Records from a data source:
* Start *
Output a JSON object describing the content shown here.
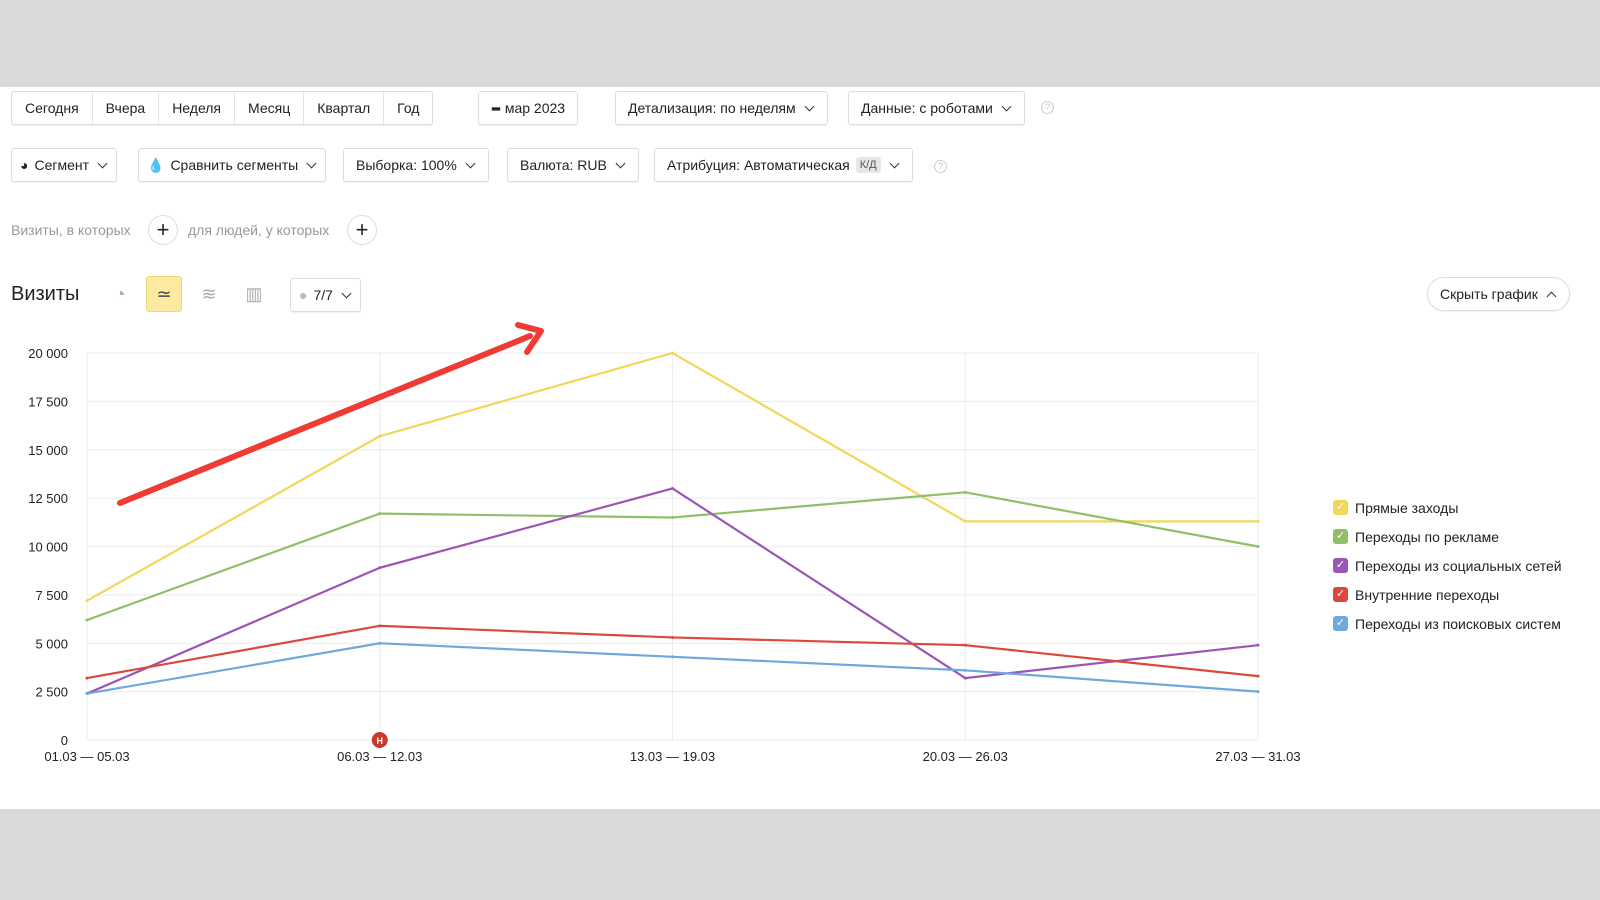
{
  "toolbar": {
    "periods": [
      "Сегодня",
      "Вчера",
      "Неделя",
      "Месяц",
      "Квартал",
      "Год"
    ],
    "date": "мар 2023",
    "detail": "Детализация: по неделям",
    "data_mode": "Данные: с роботами",
    "segment": "Сегмент",
    "compare": "Сравнить сегменты",
    "sample": "Выборка: 100%",
    "currency": "Валюта: RUB",
    "attribution": "Атрибуция: Автоматическая",
    "attribution_badge": "К/Д",
    "help": "?"
  },
  "filters": {
    "visits_label": "Визиты, в которых",
    "people_label": "для людей, у которых",
    "plus": "+"
  },
  "chart_header": {
    "title": "Визиты",
    "notes": "7/7",
    "hide": "Скрыть график"
  },
  "marker": "Н",
  "chart_data": {
    "type": "line",
    "ylabel": "Визиты",
    "ylim": [
      0,
      20000
    ],
    "yticks": [
      "0",
      "2 500",
      "5 000",
      "7 500",
      "10 000",
      "12 500",
      "15 000",
      "17 500",
      "20 000"
    ],
    "ytick_values": [
      0,
      2500,
      5000,
      7500,
      10000,
      12500,
      15000,
      17500,
      20000
    ],
    "categories": [
      "01.03 — 05.03",
      "06.03 — 12.03",
      "13.03 — 19.03",
      "20.03 — 26.03",
      "27.03 — 31.03"
    ],
    "series": [
      {
        "name": "Прямые заходы",
        "color": "#f0d75a",
        "values": [
          7200,
          15700,
          20000,
          11300,
          11300
        ]
      },
      {
        "name": "Переходы по рекламе",
        "color": "#8fc068",
        "values": [
          6200,
          11700,
          11500,
          12800,
          10000
        ]
      },
      {
        "name": "Переходы из социальных сетей",
        "color": "#9b55b5",
        "values": [
          2400,
          8900,
          13000,
          3200,
          4900
        ]
      },
      {
        "name": "Внутренние переходы",
        "color": "#d9493c",
        "values": [
          3200,
          5900,
          5300,
          4900,
          3300
        ]
      },
      {
        "name": "Переходы из поисковых систем",
        "color": "#6fa8dc",
        "values": [
          2400,
          5000,
          4300,
          3600,
          2500
        ]
      }
    ],
    "legend_position": "right",
    "grid": true
  }
}
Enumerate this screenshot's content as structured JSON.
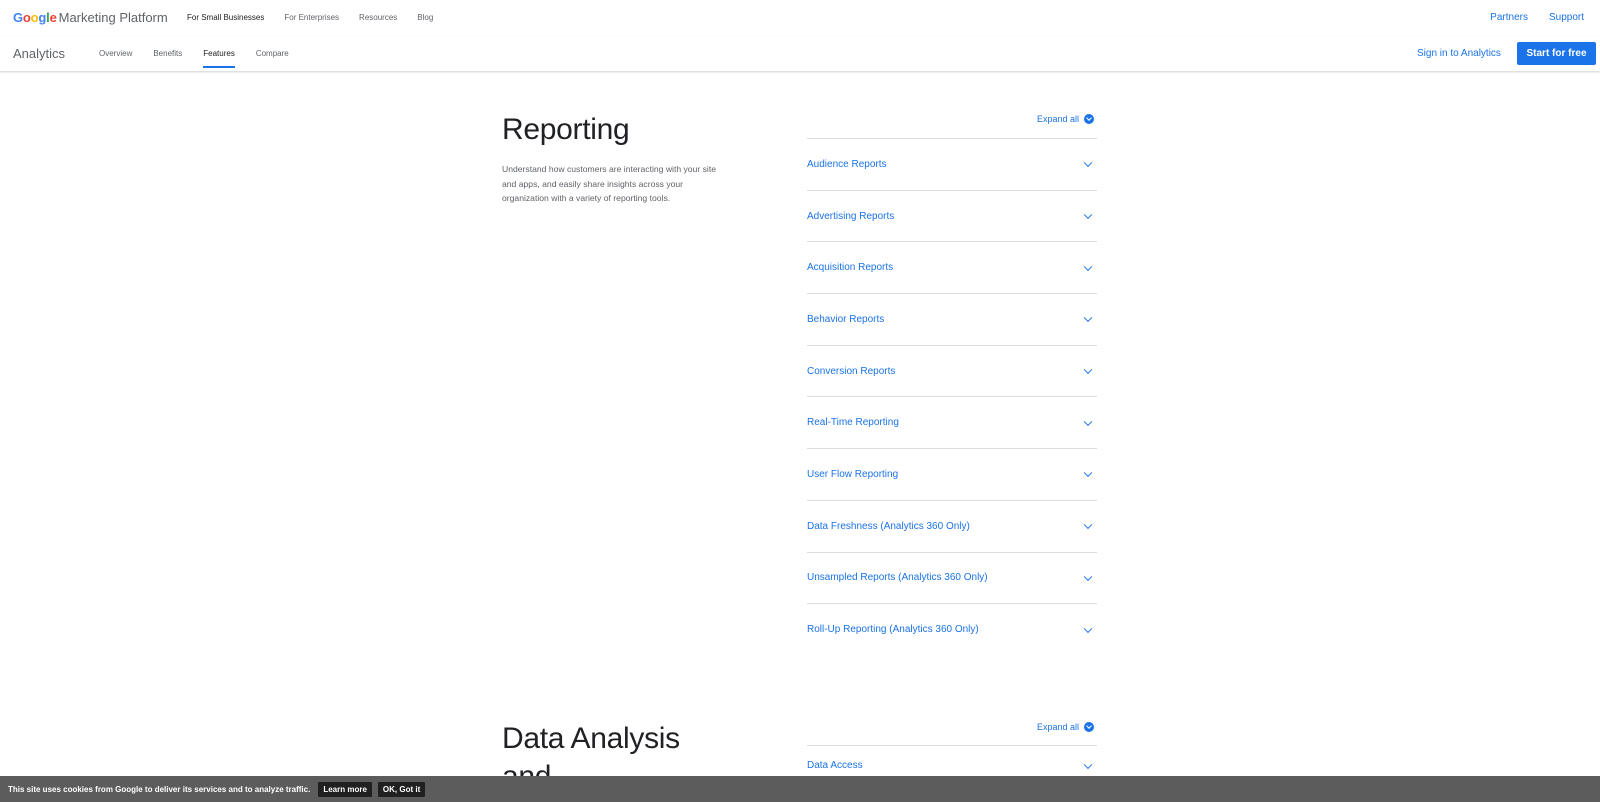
{
  "header": {
    "brand_google": "Google",
    "brand_rest": "Marketing Platform",
    "nav": [
      "For Small Businesses",
      "For Enterprises",
      "Resources",
      "Blog"
    ],
    "right_links": [
      "Partners",
      "Support"
    ]
  },
  "subheader": {
    "product": "Analytics",
    "tabs": [
      "Overview",
      "Benefits",
      "Features",
      "Compare"
    ],
    "active_tab": "Features",
    "sign_in": "Sign in to Analytics",
    "cta": "Start for free"
  },
  "reporting": {
    "title": "Reporting",
    "description": "Understand how customers are interacting with your site and apps, and easily share insights across your organization with a variety of reporting tools.",
    "expand_all": "Expand all",
    "items": [
      "Audience Reports",
      "Advertising Reports",
      "Acquisition Reports",
      "Behavior Reports",
      "Conversion Reports",
      "Real-Time Reporting",
      "User Flow Reporting",
      "Data Freshness (Analytics 360 Only)",
      "Unsampled Reports (Analytics 360 Only)",
      "Roll-Up Reporting (Analytics 360 Only)"
    ]
  },
  "data_analysis": {
    "title_line1": "Data Analysis",
    "title_line2": "and",
    "expand_all": "Expand all",
    "items": [
      "Data Access"
    ]
  },
  "cookie_bar": {
    "message": "This site uses cookies from Google to deliver its services and to analyze traffic.",
    "learn_more": "Learn more",
    "ok": "OK, Got it"
  },
  "colors": {
    "accent": "#1a73e8",
    "google_blue": "#4285f4",
    "google_red": "#ea4335",
    "google_yellow": "#fbbc05",
    "google_green": "#34a853"
  }
}
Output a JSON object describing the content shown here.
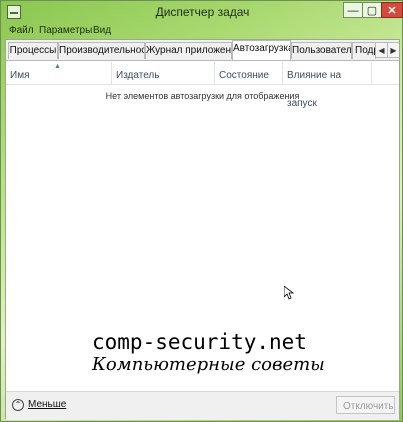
{
  "window": {
    "title": "Диспетчер задач"
  },
  "controls": {
    "minimize_glyph": "—",
    "maximize_glyph": "▢",
    "close_glyph": "✕"
  },
  "menu": [
    "Файл",
    "Параметры",
    "Вид"
  ],
  "tabs": [
    "Процессы",
    "Производительность",
    "Журнал приложений",
    "Автозагрузка",
    "Пользователи",
    "Подр"
  ],
  "tab_scroll": {
    "left": "◀",
    "right": "▶"
  },
  "active_tab": "Автозагрузка",
  "columns": [
    "Имя",
    "Издатель",
    "Состояние",
    "Влияние на запуск"
  ],
  "sort_indicator": "▲",
  "empty_message": "Нет элементов автозагрузки для отображения",
  "watermark": {
    "line1": "comp-security.net",
    "line2": "Компьютерные советы"
  },
  "footer": {
    "fewer_label": "Меньше",
    "fewer_icon": "chevron-up-icon",
    "fewer_glyph": "⌃",
    "disable_label": "Отключить"
  },
  "colors": {
    "accent": "#4a78b8",
    "close_button": "#d24b3c",
    "background": "#8cc850"
  }
}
* End *
§ **What you will do**
Copy the records above exactly, leaving out every picture.

§ **Output for this exercise**
Output a JSON object describing the content shown here.
{
  "toolbar": {
    "periods": [
      "Сегодня",
      "Вчера",
      "Неделя",
      "Месяц",
      "Квартал",
      "Год"
    ],
    "date": "мар 2023",
    "detail": "Детализация: по неделям",
    "data_mode": "Данные: с роботами",
    "segment": "Сегмент",
    "compare": "Сравнить сегменты",
    "sample": "Выборка: 100%",
    "currency": "Валюта: RUB",
    "attribution": "Атрибуция: Автоматическая",
    "attribution_badge": "К/Д",
    "help": "?"
  },
  "filters": {
    "visits_label": "Визиты, в которых",
    "people_label": "для людей, у которых",
    "plus": "+"
  },
  "chart_header": {
    "title": "Визиты",
    "notes": "7/7",
    "hide": "Скрыть график"
  },
  "marker": "Н",
  "chart_data": {
    "type": "line",
    "ylabel": "Визиты",
    "ylim": [
      0,
      20000
    ],
    "yticks": [
      "0",
      "2 500",
      "5 000",
      "7 500",
      "10 000",
      "12 500",
      "15 000",
      "17 500",
      "20 000"
    ],
    "ytick_values": [
      0,
      2500,
      5000,
      7500,
      10000,
      12500,
      15000,
      17500,
      20000
    ],
    "categories": [
      "01.03 — 05.03",
      "06.03 — 12.03",
      "13.03 — 19.03",
      "20.03 — 26.03",
      "27.03 — 31.03"
    ],
    "series": [
      {
        "name": "Прямые заходы",
        "color": "#f0d75a",
        "values": [
          7200,
          15700,
          20000,
          11300,
          11300
        ]
      },
      {
        "name": "Переходы по рекламе",
        "color": "#8fc068",
        "values": [
          6200,
          11700,
          11500,
          12800,
          10000
        ]
      },
      {
        "name": "Переходы из социальных сетей",
        "color": "#9b55b5",
        "values": [
          2400,
          8900,
          13000,
          3200,
          4900
        ]
      },
      {
        "name": "Внутренние переходы",
        "color": "#d9493c",
        "values": [
          3200,
          5900,
          5300,
          4900,
          3300
        ]
      },
      {
        "name": "Переходы из поисковых систем",
        "color": "#6fa8dc",
        "values": [
          2400,
          5000,
          4300,
          3600,
          2500
        ]
      }
    ],
    "legend_position": "right",
    "grid": true
  }
}
Enumerate this screenshot's content as structured JSON.
{
  "header": {
    "brand_google": "Google",
    "brand_rest": "Marketing Platform",
    "nav": [
      "For Small Businesses",
      "For Enterprises",
      "Resources",
      "Blog"
    ],
    "right_links": [
      "Partners",
      "Support"
    ]
  },
  "subheader": {
    "product": "Analytics",
    "tabs": [
      "Overview",
      "Benefits",
      "Features",
      "Compare"
    ],
    "active_tab": "Features",
    "sign_in": "Sign in to Analytics",
    "cta": "Start for free"
  },
  "reporting": {
    "title": "Reporting",
    "description": "Understand how customers are interacting with your site and apps, and easily share insights across your organization with a variety of reporting tools.",
    "expand_all": "Expand all",
    "items": [
      "Audience Reports",
      "Advertising Reports",
      "Acquisition Reports",
      "Behavior Reports",
      "Conversion Reports",
      "Real-Time Reporting",
      "User Flow Reporting",
      "Data Freshness (Analytics 360 Only)",
      "Unsampled Reports (Analytics 360 Only)",
      "Roll-Up Reporting (Analytics 360 Only)"
    ]
  },
  "data_analysis": {
    "title_line1": "Data Analysis",
    "title_line2": "and",
    "expand_all": "Expand all",
    "items": [
      "Data Access"
    ]
  },
  "cookie_bar": {
    "message": "This site uses cookies from Google to deliver its services and to analyze traffic.",
    "learn_more": "Learn more",
    "ok": "OK, Got it"
  },
  "colors": {
    "accent": "#1a73e8",
    "google_blue": "#4285f4",
    "google_red": "#ea4335",
    "google_yellow": "#fbbc05",
    "google_green": "#34a853"
  }
}
Output a JSON object describing the content shown here.
{
  "window": {
    "title": "Диспетчер задач"
  },
  "controls": {
    "minimize_glyph": "—",
    "maximize_glyph": "▢",
    "close_glyph": "✕"
  },
  "menu": [
    "Файл",
    "Параметры",
    "Вид"
  ],
  "tabs": [
    "Процессы",
    "Производительность",
    "Журнал приложений",
    "Автозагрузка",
    "Пользователи",
    "Подр"
  ],
  "tab_scroll": {
    "left": "◀",
    "right": "▶"
  },
  "active_tab": "Автозагрузка",
  "columns": [
    "Имя",
    "Издатель",
    "Состояние",
    "Влияние на запуск"
  ],
  "sort_indicator": "▲",
  "empty_message": "Нет элементов автозагрузки для отображения",
  "watermark": {
    "line1": "comp-security.net",
    "line2": "Компьютерные советы"
  },
  "footer": {
    "fewer_label": "Меньше",
    "fewer_icon": "chevron-up-icon",
    "fewer_glyph": "⌃",
    "disable_label": "Отключить"
  },
  "colors": {
    "accent": "#4a78b8",
    "close_button": "#d24b3c",
    "background": "#8cc850"
  }
}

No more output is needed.